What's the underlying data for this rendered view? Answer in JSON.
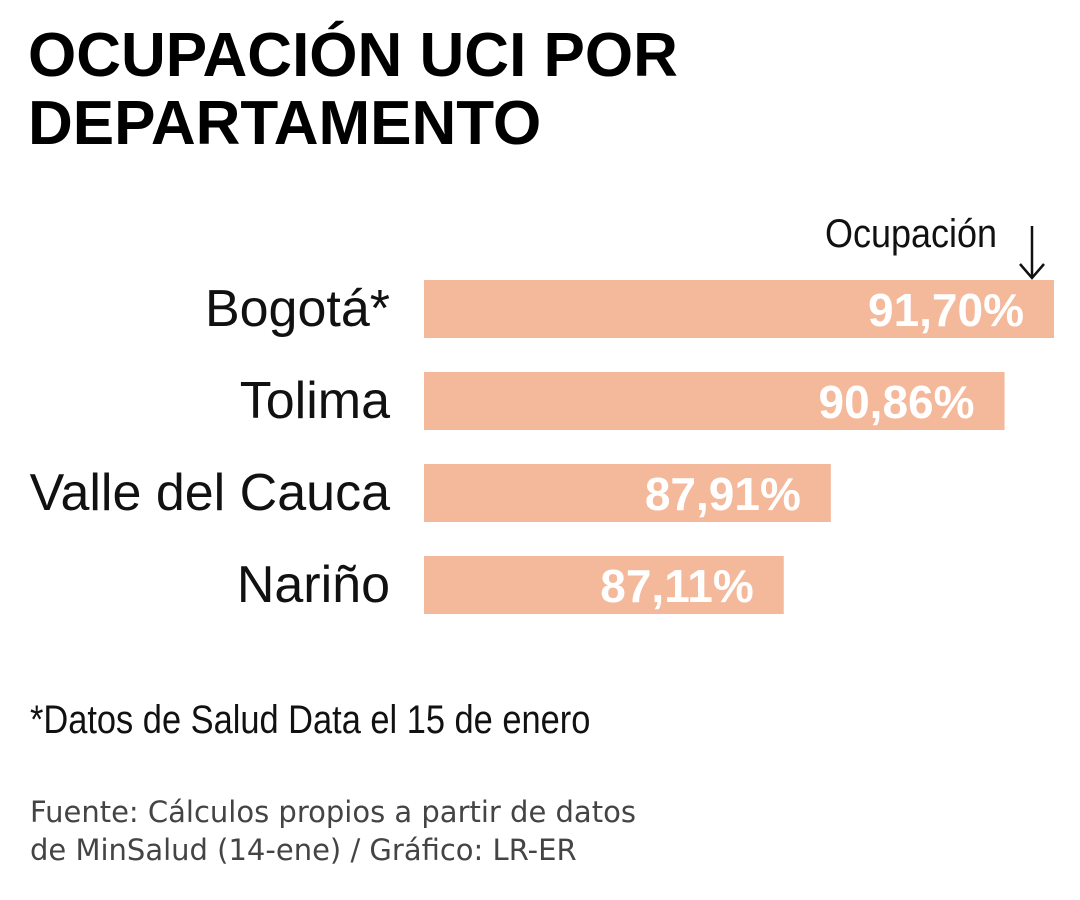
{
  "header": {
    "title_line1": "OCUPACIÓN UCI POR",
    "title_line2": "DEPARTAMENTO"
  },
  "chart_data": {
    "type": "bar",
    "orientation": "horizontal",
    "column_label": "Ocupación",
    "categories": [
      "Bogotá*",
      "Tolima",
      "Valle del Cauca",
      "Nariño"
    ],
    "values": [
      91.7,
      90.86,
      87.91,
      87.11
    ],
    "value_labels": [
      "91,70%",
      "90,86%",
      "87,91%",
      "87,11%"
    ],
    "bar_color": "#f4b89a",
    "label_color": "#ffffff"
  },
  "footnote": "*Datos de Salud Data el 15 de enero",
  "source": {
    "line1": "Fuente: Cálculos propios a partir de datos",
    "line2": "de MinSalud (14-ene) / Gráfico: LR-ER"
  }
}
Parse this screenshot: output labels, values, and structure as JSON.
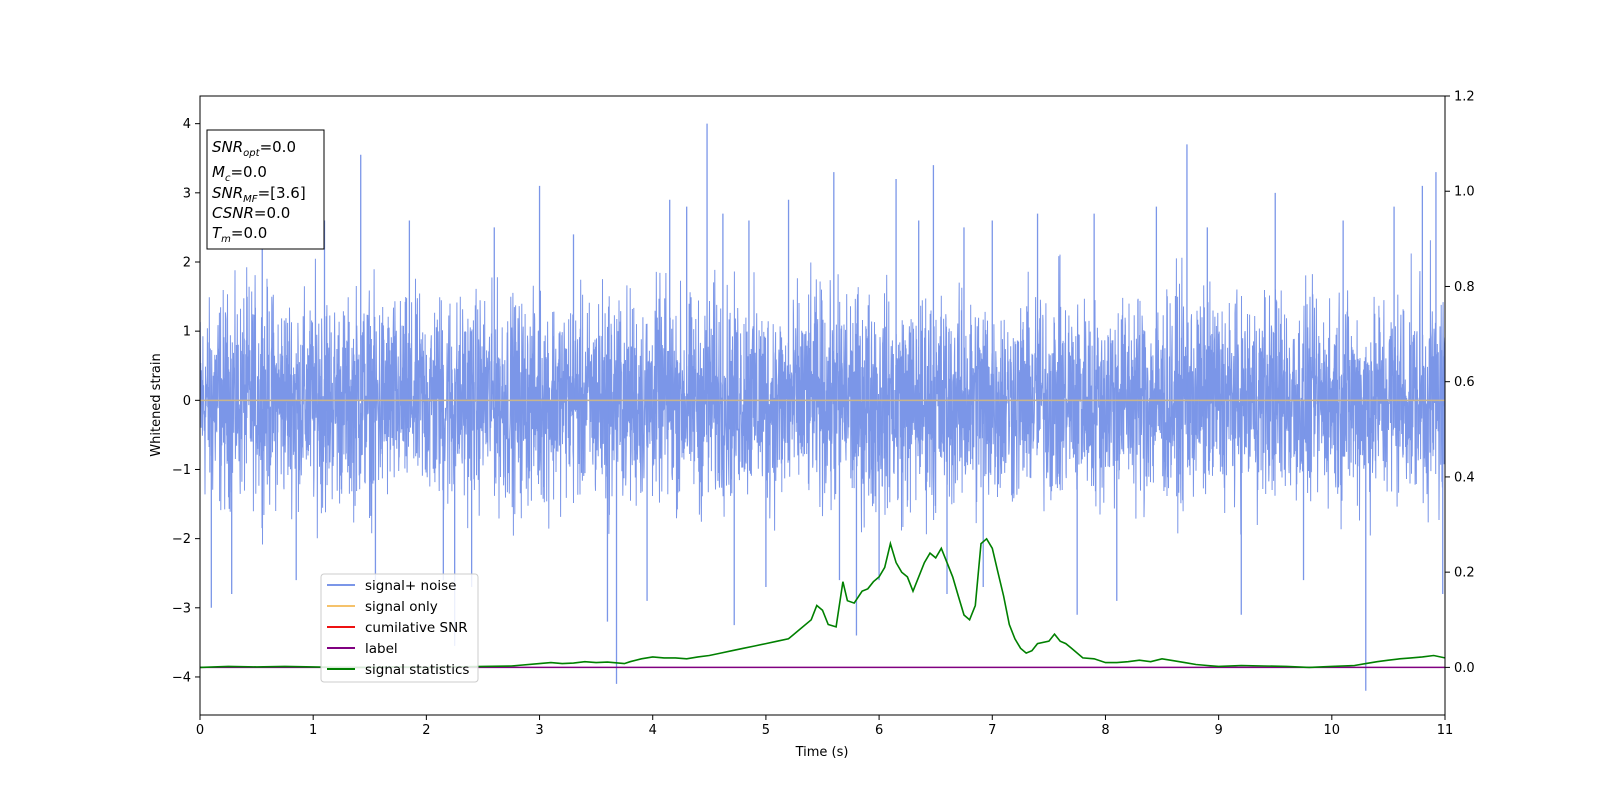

- - - - -

#### [Problem details]
Each record should be quoted exactly, with the images omitted.

#### [Solution to this exercise]
What's the underlying data for this rendered view? Answer in JSON.
{
  "header": {
    "title_line1": "OCUPACIÓN UCI POR",
    "title_line2": "DEPARTAMENTO"
  },
  "chart_data": {
    "type": "bar",
    "orientation": "horizontal",
    "column_label": "Ocupación",
    "categories": [
      "Bogotá*",
      "Tolima",
      "Valle del Cauca",
      "Nariño"
    ],
    "values": [
      91.7,
      90.86,
      87.91,
      87.11
    ],
    "value_labels": [
      "91,70%",
      "90,86%",
      "87,91%",
      "87,11%"
    ],
    "bar_color": "#f4b89a",
    "label_color": "#ffffff"
  },
  "footnote": "*Datos de Salud Data el 15 de enero",
  "source": {
    "line1": "Fuente: Cálculos propios a partir de datos",
    "line2": "de MinSalud (14-ene) / Gráfico: LR-ER"
  }
}
Parse this screenshot: output labels, values, and structure as JSON.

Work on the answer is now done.